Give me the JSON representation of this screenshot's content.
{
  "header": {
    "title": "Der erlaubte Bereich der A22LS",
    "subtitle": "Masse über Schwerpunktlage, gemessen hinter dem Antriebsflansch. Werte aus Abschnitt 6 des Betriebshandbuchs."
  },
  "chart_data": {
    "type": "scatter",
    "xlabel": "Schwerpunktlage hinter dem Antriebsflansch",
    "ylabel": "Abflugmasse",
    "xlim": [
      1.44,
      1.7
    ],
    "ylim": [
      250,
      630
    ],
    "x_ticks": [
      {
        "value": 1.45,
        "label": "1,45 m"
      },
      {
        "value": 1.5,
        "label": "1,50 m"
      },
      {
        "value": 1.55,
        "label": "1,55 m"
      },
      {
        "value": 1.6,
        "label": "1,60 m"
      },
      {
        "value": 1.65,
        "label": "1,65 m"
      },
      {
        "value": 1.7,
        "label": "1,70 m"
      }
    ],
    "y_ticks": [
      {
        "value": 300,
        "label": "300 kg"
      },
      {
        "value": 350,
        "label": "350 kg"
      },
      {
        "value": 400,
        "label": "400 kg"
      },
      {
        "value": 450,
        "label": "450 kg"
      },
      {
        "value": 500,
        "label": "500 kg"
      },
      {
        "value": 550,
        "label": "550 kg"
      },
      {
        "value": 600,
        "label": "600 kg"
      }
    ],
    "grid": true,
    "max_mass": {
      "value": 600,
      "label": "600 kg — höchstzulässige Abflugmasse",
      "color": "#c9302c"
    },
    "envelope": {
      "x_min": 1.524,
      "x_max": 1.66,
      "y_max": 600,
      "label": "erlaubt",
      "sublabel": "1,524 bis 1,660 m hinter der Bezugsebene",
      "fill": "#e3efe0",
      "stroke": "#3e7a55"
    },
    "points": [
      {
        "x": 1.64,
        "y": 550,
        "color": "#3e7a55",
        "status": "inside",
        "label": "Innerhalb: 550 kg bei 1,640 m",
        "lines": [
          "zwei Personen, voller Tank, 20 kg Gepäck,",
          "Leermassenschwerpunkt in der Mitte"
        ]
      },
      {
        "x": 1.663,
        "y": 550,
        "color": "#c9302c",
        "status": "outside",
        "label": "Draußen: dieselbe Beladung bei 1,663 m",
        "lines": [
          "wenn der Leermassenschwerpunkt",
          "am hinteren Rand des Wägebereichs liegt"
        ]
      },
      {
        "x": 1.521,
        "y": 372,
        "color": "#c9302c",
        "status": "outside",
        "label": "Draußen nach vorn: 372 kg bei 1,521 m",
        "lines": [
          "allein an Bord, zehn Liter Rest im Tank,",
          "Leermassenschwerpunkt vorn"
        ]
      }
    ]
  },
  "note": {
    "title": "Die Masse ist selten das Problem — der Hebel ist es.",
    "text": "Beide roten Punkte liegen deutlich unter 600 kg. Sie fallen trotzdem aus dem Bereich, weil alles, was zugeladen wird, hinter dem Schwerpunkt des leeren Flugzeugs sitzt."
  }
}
========
Work to be completed — Of the lines in the material, how many include "Antriebsflansch"? Respond with the number alone.

Full solution — 2